## Goal
Write the records out again, keeping each line exactly as it is.

┌─ Extracted entries

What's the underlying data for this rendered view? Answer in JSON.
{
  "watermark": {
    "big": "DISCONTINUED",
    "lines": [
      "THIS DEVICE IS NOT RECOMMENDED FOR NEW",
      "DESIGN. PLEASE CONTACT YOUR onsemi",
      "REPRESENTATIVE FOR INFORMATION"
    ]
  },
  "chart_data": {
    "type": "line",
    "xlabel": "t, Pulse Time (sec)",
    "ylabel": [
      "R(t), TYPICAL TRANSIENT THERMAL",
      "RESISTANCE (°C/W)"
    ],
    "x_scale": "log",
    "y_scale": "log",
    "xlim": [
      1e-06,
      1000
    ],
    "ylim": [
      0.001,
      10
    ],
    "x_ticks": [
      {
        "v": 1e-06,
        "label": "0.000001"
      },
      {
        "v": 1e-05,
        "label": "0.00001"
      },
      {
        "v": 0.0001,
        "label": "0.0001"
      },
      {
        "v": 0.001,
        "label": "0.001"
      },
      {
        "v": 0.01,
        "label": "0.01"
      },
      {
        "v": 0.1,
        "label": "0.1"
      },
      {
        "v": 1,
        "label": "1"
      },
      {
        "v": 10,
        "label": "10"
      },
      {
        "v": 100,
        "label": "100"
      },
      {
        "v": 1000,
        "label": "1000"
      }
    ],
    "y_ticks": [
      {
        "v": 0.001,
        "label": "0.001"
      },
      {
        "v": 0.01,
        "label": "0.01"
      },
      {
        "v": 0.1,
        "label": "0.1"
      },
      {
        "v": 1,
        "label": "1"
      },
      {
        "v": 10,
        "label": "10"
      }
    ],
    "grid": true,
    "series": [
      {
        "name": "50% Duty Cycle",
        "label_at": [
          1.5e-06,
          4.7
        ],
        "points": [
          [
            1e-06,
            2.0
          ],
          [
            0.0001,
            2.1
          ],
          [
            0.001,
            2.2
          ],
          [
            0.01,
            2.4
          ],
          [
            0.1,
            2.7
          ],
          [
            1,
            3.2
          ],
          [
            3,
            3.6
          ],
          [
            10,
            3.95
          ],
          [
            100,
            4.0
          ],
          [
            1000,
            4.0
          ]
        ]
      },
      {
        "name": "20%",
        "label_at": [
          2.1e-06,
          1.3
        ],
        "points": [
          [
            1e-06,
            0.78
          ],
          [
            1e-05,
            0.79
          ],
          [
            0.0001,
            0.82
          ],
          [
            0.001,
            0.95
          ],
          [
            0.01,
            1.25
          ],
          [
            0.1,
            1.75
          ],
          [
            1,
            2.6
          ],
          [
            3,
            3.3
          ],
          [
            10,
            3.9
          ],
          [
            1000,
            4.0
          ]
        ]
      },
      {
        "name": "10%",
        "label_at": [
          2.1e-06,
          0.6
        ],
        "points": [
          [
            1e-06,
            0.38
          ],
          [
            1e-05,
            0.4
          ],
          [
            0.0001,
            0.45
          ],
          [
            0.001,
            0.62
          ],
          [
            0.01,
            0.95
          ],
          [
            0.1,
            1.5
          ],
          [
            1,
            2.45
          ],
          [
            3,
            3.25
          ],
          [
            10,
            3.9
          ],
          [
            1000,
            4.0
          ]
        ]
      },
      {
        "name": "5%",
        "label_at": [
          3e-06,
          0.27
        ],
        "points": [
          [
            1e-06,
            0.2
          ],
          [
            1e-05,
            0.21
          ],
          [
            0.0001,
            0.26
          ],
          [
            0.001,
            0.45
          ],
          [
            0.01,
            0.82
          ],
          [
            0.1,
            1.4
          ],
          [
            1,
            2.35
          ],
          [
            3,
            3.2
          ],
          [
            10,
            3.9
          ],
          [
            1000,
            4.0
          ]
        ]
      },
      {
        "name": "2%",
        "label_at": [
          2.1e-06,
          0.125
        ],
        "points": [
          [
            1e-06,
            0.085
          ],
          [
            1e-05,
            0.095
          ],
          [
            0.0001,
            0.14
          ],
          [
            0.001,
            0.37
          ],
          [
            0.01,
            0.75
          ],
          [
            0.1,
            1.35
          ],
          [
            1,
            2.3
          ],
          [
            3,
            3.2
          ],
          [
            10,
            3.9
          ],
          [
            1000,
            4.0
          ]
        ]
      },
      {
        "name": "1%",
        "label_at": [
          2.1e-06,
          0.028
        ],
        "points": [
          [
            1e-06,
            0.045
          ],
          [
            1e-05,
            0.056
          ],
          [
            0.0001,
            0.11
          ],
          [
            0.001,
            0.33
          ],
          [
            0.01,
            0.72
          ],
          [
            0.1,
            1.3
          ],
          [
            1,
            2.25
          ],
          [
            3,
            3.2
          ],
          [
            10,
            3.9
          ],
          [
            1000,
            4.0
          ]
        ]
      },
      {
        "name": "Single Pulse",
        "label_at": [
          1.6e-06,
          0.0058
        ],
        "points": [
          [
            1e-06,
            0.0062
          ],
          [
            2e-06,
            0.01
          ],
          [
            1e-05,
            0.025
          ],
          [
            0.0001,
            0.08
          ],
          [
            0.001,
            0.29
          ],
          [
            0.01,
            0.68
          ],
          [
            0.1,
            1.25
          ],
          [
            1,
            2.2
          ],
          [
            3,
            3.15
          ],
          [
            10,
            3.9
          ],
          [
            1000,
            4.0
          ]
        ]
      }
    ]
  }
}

└─

## Answer for this exercise
What's the underlying data for this rendered view? Answer in JSON.
{
  "watermark": {
    "big": "DISCONTINUED",
    "lines": [
      "THIS DEVICE IS NOT RECOMMENDED FOR NEW",
      "DESIGN. PLEASE CONTACT YOUR onsemi",
      "REPRESENTATIVE FOR INFORMATION"
    ]
  },
  "chart_data": {
    "type": "line",
    "xlabel": "t, Pulse Time (sec)",
    "ylabel": [
      "R(t), TYPICAL TRANSIENT THERMAL",
      "RESISTANCE (°C/W)"
    ],
    "x_scale": "log",
    "y_scale": "log",
    "xlim": [
      1e-06,
      1000
    ],
    "ylim": [
      0.001,
      10
    ],
    "x_ticks": [
      {
        "v": 1e-06,
        "label": "0.000001"
      },
      {
        "v": 1e-05,
        "label": "0.00001"
      },
      {
        "v": 0.0001,
        "label": "0.0001"
      },
      {
        "v": 0.001,
        "label": "0.001"
      },
      {
        "v": 0.01,
        "label": "0.01"
      },
      {
        "v": 0.1,
        "label": "0.1"
      },
      {
        "v": 1,
        "label": "1"
      },
      {
        "v": 10,
        "label": "10"
      },
      {
        "v": 100,
        "label": "100"
      },
      {
        "v": 1000,
        "label": "1000"
      }
    ],
    "y_ticks": [
      {
        "v": 0.001,
        "label": "0.001"
      },
      {
        "v": 0.01,
        "label": "0.01"
      },
      {
        "v": 0.1,
        "label": "0.1"
      },
      {
        "v": 1,
        "label": "1"
      },
      {
        "v": 10,
        "label": "10"
      }
    ],
    "grid": true,
    "series": [
      {
        "name": "50% Duty Cycle",
        "label_at": [
          1.5e-06,
          4.7
        ],
        "points": [
          [
            1e-06,
            2.0
          ],
          [
            0.0001,
            2.1
          ],
          [
            0.001,
            2.2
          ],
          [
            0.01,
            2.4
          ],
          [
            0.1,
            2.7
          ],
          [
            1,
            3.2
          ],
          [
            3,
            3.6
          ],
          [
            10,
            3.95
          ],
          [
            100,
            4.0
          ],
          [
            1000,
            4.0
          ]
        ]
      },
      {
        "name": "20%",
        "label_at": [
          2.1e-06,
          1.3
        ],
        "points": [
          [
            1e-06,
            0.78
          ],
          [
            1e-05,
            0.79
          ],
          [
            0.0001,
            0.82
          ],
          [
            0.001,
            0.95
          ],
          [
            0.01,
            1.25
          ],
          [
            0.1,
            1.75
          ],
          [
            1,
            2.6
          ],
          [
            3,
            3.3
          ],
          [
            10,
            3.9
          ],
          [
            1000,
            4.0
          ]
        ]
      },
      {
        "name": "10%",
        "label_at": [
          2.1e-06,
          0.6
        ],
        "points": [
          [
            1e-06,
            0.38
          ],
          [
            1e-05,
            0.4
          ],
          [
            0.0001,
            0.45
          ],
          [
            0.001,
            0.62
          ],
          [
            0.01,
            0.95
          ],
          [
            0.1,
            1.5
          ],
          [
            1,
            2.45
          ],
          [
            3,
            3.25
          ],
          [
            10,
            3.9
          ],
          [
            1000,
            4.0
          ]
        ]
      },
      {
        "name": "5%",
        "label_at": [
          3e-06,
          0.27
        ],
        "points": [
          [
            1e-06,
            0.2
          ],
          [
            1e-05,
            0.21
          ],
          [
            0.0001,
            0.26
          ],
          [
            0.001,
            0.45
          ],
          [
            0.01,
            0.82
          ],
          [
            0.1,
            1.4
          ],
          [
            1,
            2.35
          ],
          [
            3,
            3.2
          ],
          [
            10,
            3.9
          ],
          [
            1000,
            4.0
          ]
        ]
      },
      {
        "name": "2%",
        "label_at": [
          2.1e-06,
          0.125
        ],
        "points": [
          [
            1e-06,
            0.085
          ],
          [
            1e-05,
            0.095
          ],
          [
            0.0001,
            0.14
          ],
          [
            0.001,
            0.37
          ],
          [
            0.01,
            0.75
          ],
          [
            0.1,
            1.35
          ],
          [
            1,
            2.3
          ],
          [
            3,
            3.2
          ],
          [
            10,
            3.9
          ],
          [
            1000,
            4.0
          ]
        ]
      },
      {
        "name": "1%",
        "label_at": [
          2.1e-06,
          0.028
        ],
        "points": [
          [
            1e-06,
            0.045
          ],
          [
            1e-05,
            0.056
          ],
          [
            0.0001,
            0.11
          ],
          [
            0.001,
            0.33
          ],
          [
            0.01,
            0.72
          ],
          [
            0.1,
            1.3
          ],
          [
            1,
            2.25
          ],
          [
            3,
            3.2
          ],
          [
            10,
            3.9
          ],
          [
            1000,
            4.0
          ]
        ]
      },
      {
        "name": "Single Pulse",
        "label_at": [
          1.6e-06,
          0.0058
        ],
        "points": [
          [
            1e-06,
            0.0062
          ],
          [
            2e-06,
            0.01
          ],
          [
            1e-05,
            0.025
          ],
          [
            0.0001,
            0.08
          ],
          [
            0.001,
            0.29
          ],
          [
            0.01,
            0.68
          ],
          [
            0.1,
            1.25
          ],
          [
            1,
            2.2
          ],
          [
            3,
            3.15
          ],
          [
            10,
            3.9
          ],
          [
            1000,
            4.0
          ]
        ]
      }
    ]
  }
}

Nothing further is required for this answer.